## BEGIN

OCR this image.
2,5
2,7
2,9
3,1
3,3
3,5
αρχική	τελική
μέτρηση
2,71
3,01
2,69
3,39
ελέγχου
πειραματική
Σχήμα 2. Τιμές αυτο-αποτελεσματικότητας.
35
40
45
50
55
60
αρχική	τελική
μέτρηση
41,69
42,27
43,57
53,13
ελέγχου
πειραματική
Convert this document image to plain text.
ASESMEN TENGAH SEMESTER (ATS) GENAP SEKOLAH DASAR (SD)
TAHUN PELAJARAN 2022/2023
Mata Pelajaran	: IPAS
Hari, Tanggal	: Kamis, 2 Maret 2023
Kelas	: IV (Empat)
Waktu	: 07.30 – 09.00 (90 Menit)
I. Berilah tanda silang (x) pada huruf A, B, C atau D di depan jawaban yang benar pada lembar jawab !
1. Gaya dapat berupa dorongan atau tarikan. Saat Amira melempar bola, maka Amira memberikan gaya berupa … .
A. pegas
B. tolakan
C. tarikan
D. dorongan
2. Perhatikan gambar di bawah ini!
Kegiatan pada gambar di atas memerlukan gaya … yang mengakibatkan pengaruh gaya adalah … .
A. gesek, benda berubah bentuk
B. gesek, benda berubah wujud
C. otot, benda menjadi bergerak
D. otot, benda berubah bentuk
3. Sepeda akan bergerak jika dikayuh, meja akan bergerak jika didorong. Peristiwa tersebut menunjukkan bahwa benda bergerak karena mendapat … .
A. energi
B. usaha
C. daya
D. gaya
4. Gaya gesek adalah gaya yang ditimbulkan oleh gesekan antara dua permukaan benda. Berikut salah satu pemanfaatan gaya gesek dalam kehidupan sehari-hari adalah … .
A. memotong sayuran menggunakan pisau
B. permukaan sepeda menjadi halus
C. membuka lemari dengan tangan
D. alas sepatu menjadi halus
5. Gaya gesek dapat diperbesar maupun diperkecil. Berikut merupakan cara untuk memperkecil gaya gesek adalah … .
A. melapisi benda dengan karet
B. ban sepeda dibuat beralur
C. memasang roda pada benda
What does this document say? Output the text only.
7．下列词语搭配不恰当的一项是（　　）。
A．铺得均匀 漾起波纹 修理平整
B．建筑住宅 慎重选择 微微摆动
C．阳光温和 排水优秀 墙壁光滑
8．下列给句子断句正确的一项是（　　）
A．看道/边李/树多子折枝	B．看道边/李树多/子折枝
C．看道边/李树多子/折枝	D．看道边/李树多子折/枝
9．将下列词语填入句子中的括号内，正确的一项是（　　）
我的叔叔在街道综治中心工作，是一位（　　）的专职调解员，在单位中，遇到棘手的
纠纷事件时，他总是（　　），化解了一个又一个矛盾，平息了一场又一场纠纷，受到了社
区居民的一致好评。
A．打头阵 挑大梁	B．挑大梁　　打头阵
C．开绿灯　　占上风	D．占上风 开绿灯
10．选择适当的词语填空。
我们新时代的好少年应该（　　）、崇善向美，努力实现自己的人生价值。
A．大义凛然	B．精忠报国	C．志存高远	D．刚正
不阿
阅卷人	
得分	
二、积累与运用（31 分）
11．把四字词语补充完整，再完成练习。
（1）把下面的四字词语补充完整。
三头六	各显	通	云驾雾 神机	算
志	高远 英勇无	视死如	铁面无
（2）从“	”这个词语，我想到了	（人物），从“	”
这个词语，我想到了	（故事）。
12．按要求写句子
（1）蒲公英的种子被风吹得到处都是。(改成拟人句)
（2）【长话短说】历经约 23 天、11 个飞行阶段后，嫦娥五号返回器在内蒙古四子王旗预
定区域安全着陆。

## END

→ Directive
Go through the material and copy out every line with "dorongan" in it.

→ Response
1. Gaya dapat berupa dorongan atau tarikan. Saat Amira melempar bola, maka Amira memberikan gaya berupa … .
D. dorongan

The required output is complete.